TASK OBJECTIVE:
Reproduce every entry exactly and leave its pictures out.

>>>>

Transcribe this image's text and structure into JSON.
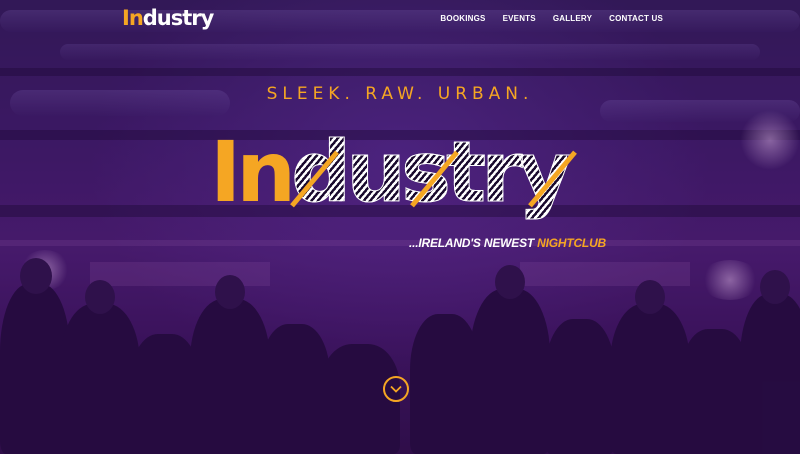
{
  "brand": {
    "logo_prefix": "In",
    "logo_suffix": "dustry",
    "accent_color": "#f5a623"
  },
  "nav": {
    "items": [
      {
        "label": "BOOKINGS"
      },
      {
        "label": "EVENTS"
      },
      {
        "label": "GALLERY"
      },
      {
        "label": "CONTACT US"
      }
    ]
  },
  "hero": {
    "tagline": "SLEEK. RAW. URBAN.",
    "big_logo_prefix": "In",
    "big_logo_suffix": "dustry",
    "subtitle_main": "...IRELAND'S NEWEST ",
    "subtitle_accent": "NIGHTCLUB",
    "scroll_icon": "chevron-down-icon"
  }
}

<<<<

ANSWER TO THE TASK:
Transcribe this image's text and structure into JSON.
{
  "brand": {
    "logo_prefix": "In",
    "logo_suffix": "dustry",
    "accent_color": "#f5a623"
  },
  "nav": {
    "items": [
      {
        "label": "BOOKINGS"
      },
      {
        "label": "EVENTS"
      },
      {
        "label": "GALLERY"
      },
      {
        "label": "CONTACT US"
      }
    ]
  },
  "hero": {
    "tagline": "SLEEK. RAW. URBAN.",
    "big_logo_prefix": "In",
    "big_logo_suffix": "dustry",
    "subtitle_main": "...IRELAND'S NEWEST ",
    "subtitle_accent": "NIGHTCLUB",
    "scroll_icon": "chevron-down-icon"
  }
}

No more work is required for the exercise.